> **Directions**
Your copy of the material below should match it exactly, except that it holds no pictures.

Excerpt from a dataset
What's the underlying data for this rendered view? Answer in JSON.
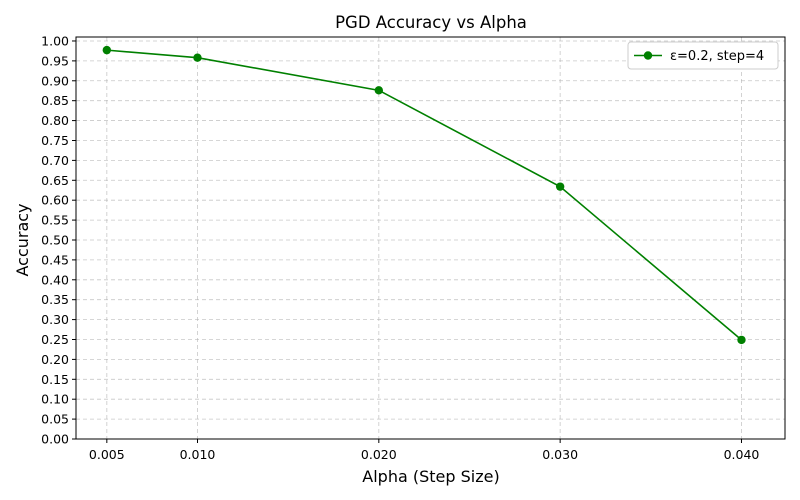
{
  "chart_data": {
    "type": "line",
    "title": "PGD Accuracy vs Alpha",
    "xlabel": "Alpha (Step Size)",
    "ylabel": "Accuracy",
    "x_ticks": [
      "0.005",
      "0.010",
      "0.020",
      "0.030",
      "0.040"
    ],
    "y_ticks": [
      "0.00",
      "0.05",
      "0.10",
      "0.15",
      "0.20",
      "0.25",
      "0.30",
      "0.35",
      "0.40",
      "0.45",
      "0.50",
      "0.55",
      "0.60",
      "0.65",
      "0.70",
      "0.75",
      "0.80",
      "0.85",
      "0.90",
      "0.95",
      "1.00"
    ],
    "xlim": [
      0.0033,
      0.0424
    ],
    "ylim": [
      0,
      1.01
    ],
    "grid": true,
    "legend_position": "top-right",
    "series": [
      {
        "name": "ε=0.2, step=4",
        "color": "#008000",
        "marker": "circle",
        "x": [
          0.005,
          0.01,
          0.02,
          0.03,
          0.04
        ],
        "y": [
          0.977,
          0.958,
          0.876,
          0.634,
          0.249
        ]
      }
    ]
  }
}
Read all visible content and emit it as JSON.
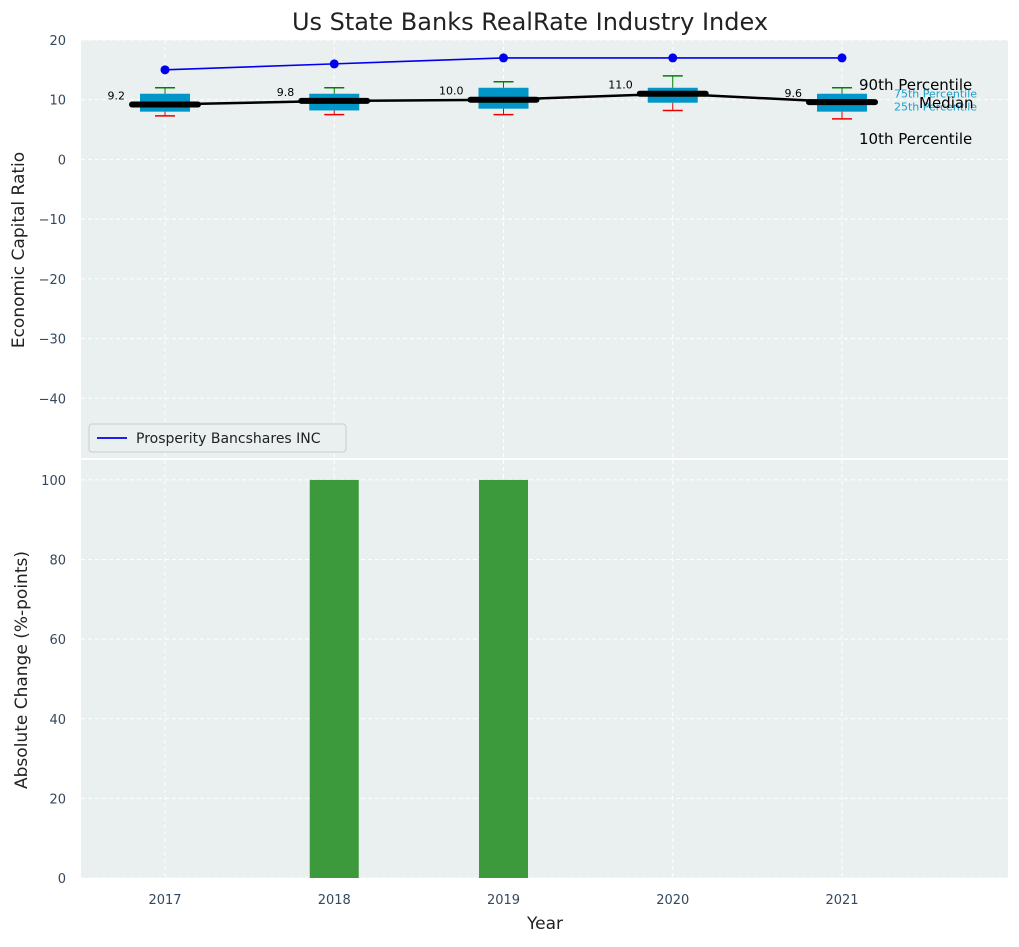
{
  "title": "Us State Banks RealRate Industry Index",
  "colors": {
    "panel_bg": "#eaeff0",
    "grid": "#ffffff",
    "company_line": "#0000ee",
    "median_line": "#000000",
    "box_fill": "#0096c8",
    "whisker_top": "#008000",
    "whisker_bottom": "#ee0000",
    "bar": "#3c9a3c",
    "quartile_label": "#1a9fcc"
  },
  "chart_data": [
    {
      "type": "box",
      "title": "Us State Banks RealRate Industry Index",
      "ylabel": "Economic Capital Ratio",
      "xlabel": "",
      "ylim": [
        -50,
        20
      ],
      "yticks": [
        20,
        10,
        0,
        -10,
        -20,
        -30,
        -40
      ],
      "ytick_labels": [
        "20",
        "10",
        "0",
        "−10",
        "−20",
        "−30",
        "−40"
      ],
      "grid": true,
      "legend_position": "lower-left",
      "categories": [
        "2017",
        "2018",
        "2019",
        "2020",
        "2021"
      ],
      "boxes": {
        "p10": [
          7.3,
          7.5,
          7.5,
          8.2,
          6.8
        ],
        "p25": [
          8.0,
          8.2,
          8.5,
          9.5,
          8.0
        ],
        "median": [
          9.2,
          9.8,
          10.0,
          11.0,
          9.6
        ],
        "p75": [
          11.0,
          11.0,
          12.0,
          12.0,
          11.0
        ],
        "p90": [
          12.0,
          12.0,
          13.0,
          14.0,
          12.0
        ]
      },
      "median_labels": [
        "9.2",
        "9.8",
        "10.0",
        "11.0",
        "9.6"
      ],
      "series": [
        {
          "name": "Prosperity Bancshares INC",
          "values": [
            15,
            16,
            17,
            17,
            17
          ]
        }
      ],
      "annotations": {
        "p90": "90th Percentile",
        "p75": "75th Percentile",
        "median": "Median",
        "p25": "25th Percentile",
        "p10": "10th Percentile"
      }
    },
    {
      "type": "bar",
      "ylabel": "Absolute Change (%-points)",
      "xlabel": "Year",
      "ylim": [
        0,
        105
      ],
      "yticks": [
        0,
        20,
        40,
        60,
        80,
        100
      ],
      "ytick_labels": [
        "0",
        "20",
        "40",
        "60",
        "80",
        "100"
      ],
      "grid": true,
      "categories": [
        "2017",
        "2018",
        "2019",
        "2020",
        "2021"
      ],
      "values": [
        0,
        100,
        100,
        0,
        0
      ]
    }
  ]
}
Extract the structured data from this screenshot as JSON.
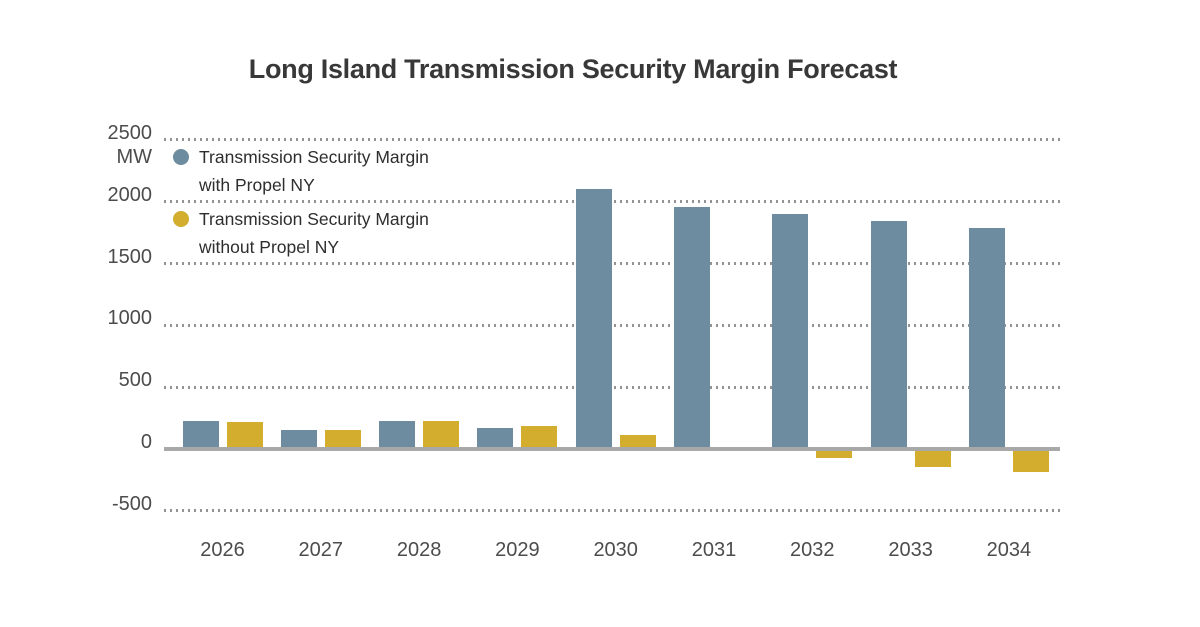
{
  "page": {
    "background_color": "#ffffff"
  },
  "chart_data": {
    "type": "bar",
    "title": "Long Island Transmission Security Margin Forecast",
    "unit_label": "MW",
    "xlabel": "",
    "ylabel": "MW",
    "categories": [
      "2026",
      "2027",
      "2028",
      "2029",
      "2030",
      "2031",
      "2032",
      "2033",
      "2034"
    ],
    "series": [
      {
        "name": "Transmission Security Margin with Propel NY",
        "legend_lines": [
          "Transmission Security Margin",
          "with Propel NY"
        ],
        "color": "#6d8ca0",
        "values": [
          225,
          150,
          230,
          170,
          2100,
          1960,
          1900,
          1845,
          1790
        ]
      },
      {
        "name": "Transmission Security Margin without Propel NY",
        "legend_lines": [
          "Transmission Security Margin",
          "without Propel NY"
        ],
        "color": "#d3ad2e",
        "values": [
          220,
          150,
          225,
          185,
          115,
          0,
          -70,
          -145,
          -190
        ]
      }
    ],
    "y_axis": {
      "ticks": [
        2500,
        2000,
        1500,
        1000,
        500,
        0,
        -500
      ],
      "tick_labels": [
        "2500",
        "2000",
        "1500",
        "1000",
        "500",
        "0",
        "-500"
      ],
      "ylim": [
        -500,
        2500
      ],
      "gridlines": "dotted horizontal, solid line at zero",
      "gridline_color": "#949494",
      "zero_line_color": "#a8a8a8"
    },
    "legend_position": "top-left inside plot area",
    "text_colors": {
      "title": "#383838",
      "axis_labels": "#4c4c4c",
      "legend": "#2e2e2e"
    }
  }
}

> **Correct output**
What's the underlying data for this rendered view? Answer in JSON.
{
  "chart_data": {
    "type": "line",
    "title": "PGD Accuracy vs Alpha",
    "xlabel": "Alpha (Step Size)",
    "ylabel": "Accuracy",
    "x_ticks": [
      "0.005",
      "0.010",
      "0.020",
      "0.030",
      "0.040"
    ],
    "y_ticks": [
      "0.00",
      "0.05",
      "0.10",
      "0.15",
      "0.20",
      "0.25",
      "0.30",
      "0.35",
      "0.40",
      "0.45",
      "0.50",
      "0.55",
      "0.60",
      "0.65",
      "0.70",
      "0.75",
      "0.80",
      "0.85",
      "0.90",
      "0.95",
      "1.00"
    ],
    "xlim": [
      0.0033,
      0.0424
    ],
    "ylim": [
      0,
      1.01
    ],
    "grid": true,
    "legend_position": "top-right",
    "series": [
      {
        "name": "ε=0.2, step=4",
        "color": "#008000",
        "marker": "circle",
        "x": [
          0.005,
          0.01,
          0.02,
          0.03,
          0.04
        ],
        "y": [
          0.977,
          0.958,
          0.876,
          0.634,
          0.249
        ]
      }
    ]
  }
}
Read all visible content and emit it as JSON.
{
  "title": "Us State Banks RealRate Industry Index",
  "colors": {
    "panel_bg": "#eaeff0",
    "grid": "#ffffff",
    "company_line": "#0000ee",
    "median_line": "#000000",
    "box_fill": "#0096c8",
    "whisker_top": "#008000",
    "whisker_bottom": "#ee0000",
    "bar": "#3c9a3c",
    "quartile_label": "#1a9fcc"
  },
  "chart_data": [
    {
      "type": "box",
      "title": "Us State Banks RealRate Industry Index",
      "ylabel": "Economic Capital Ratio",
      "xlabel": "",
      "ylim": [
        -50,
        20
      ],
      "yticks": [
        20,
        10,
        0,
        -10,
        -20,
        -30,
        -40
      ],
      "ytick_labels": [
        "20",
        "10",
        "0",
        "−10",
        "−20",
        "−30",
        "−40"
      ],
      "grid": true,
      "legend_position": "lower-left",
      "categories": [
        "2017",
        "2018",
        "2019",
        "2020",
        "2021"
      ],
      "boxes": {
        "p10": [
          7.3,
          7.5,
          7.5,
          8.2,
          6.8
        ],
        "p25": [
          8.0,
          8.2,
          8.5,
          9.5,
          8.0
        ],
        "median": [
          9.2,
          9.8,
          10.0,
          11.0,
          9.6
        ],
        "p75": [
          11.0,
          11.0,
          12.0,
          12.0,
          11.0
        ],
        "p90": [
          12.0,
          12.0,
          13.0,
          14.0,
          12.0
        ]
      },
      "median_labels": [
        "9.2",
        "9.8",
        "10.0",
        "11.0",
        "9.6"
      ],
      "series": [
        {
          "name": "Prosperity Bancshares INC",
          "values": [
            15,
            16,
            17,
            17,
            17
          ]
        }
      ],
      "annotations": {
        "p90": "90th Percentile",
        "p75": "75th Percentile",
        "median": "Median",
        "p25": "25th Percentile",
        "p10": "10th Percentile"
      }
    },
    {
      "type": "bar",
      "ylabel": "Absolute Change (%-points)",
      "xlabel": "Year",
      "ylim": [
        0,
        105
      ],
      "yticks": [
        0,
        20,
        40,
        60,
        80,
        100
      ],
      "ytick_labels": [
        "0",
        "20",
        "40",
        "60",
        "80",
        "100"
      ],
      "grid": true,
      "categories": [
        "2017",
        "2018",
        "2019",
        "2020",
        "2021"
      ],
      "values": [
        0,
        100,
        100,
        0,
        0
      ]
    }
  ]
}
Extract the structured data from this screenshot as JSON.
{
  "page": {
    "background_color": "#ffffff"
  },
  "chart_data": {
    "type": "bar",
    "title": "Long Island Transmission Security Margin Forecast",
    "unit_label": "MW",
    "xlabel": "",
    "ylabel": "MW",
    "categories": [
      "2026",
      "2027",
      "2028",
      "2029",
      "2030",
      "2031",
      "2032",
      "2033",
      "2034"
    ],
    "series": [
      {
        "name": "Transmission Security Margin with Propel NY",
        "legend_lines": [
          "Transmission Security Margin",
          "with Propel NY"
        ],
        "color": "#6d8ca0",
        "values": [
          225,
          150,
          230,
          170,
          2100,
          1960,
          1900,
          1845,
          1790
        ]
      },
      {
        "name": "Transmission Security Margin without Propel NY",
        "legend_lines": [
          "Transmission Security Margin",
          "without Propel NY"
        ],
        "color": "#d3ad2e",
        "values": [
          220,
          150,
          225,
          185,
          115,
          0,
          -70,
          -145,
          -190
        ]
      }
    ],
    "y_axis": {
      "ticks": [
        2500,
        2000,
        1500,
        1000,
        500,
        0,
        -500
      ],
      "tick_labels": [
        "2500",
        "2000",
        "1500",
        "1000",
        "500",
        "0",
        "-500"
      ],
      "ylim": [
        -500,
        2500
      ],
      "gridlines": "dotted horizontal, solid line at zero",
      "gridline_color": "#949494",
      "zero_line_color": "#a8a8a8"
    },
    "legend_position": "top-left inside plot area",
    "text_colors": {
      "title": "#383838",
      "axis_labels": "#4c4c4c",
      "legend": "#2e2e2e"
    }
  }
}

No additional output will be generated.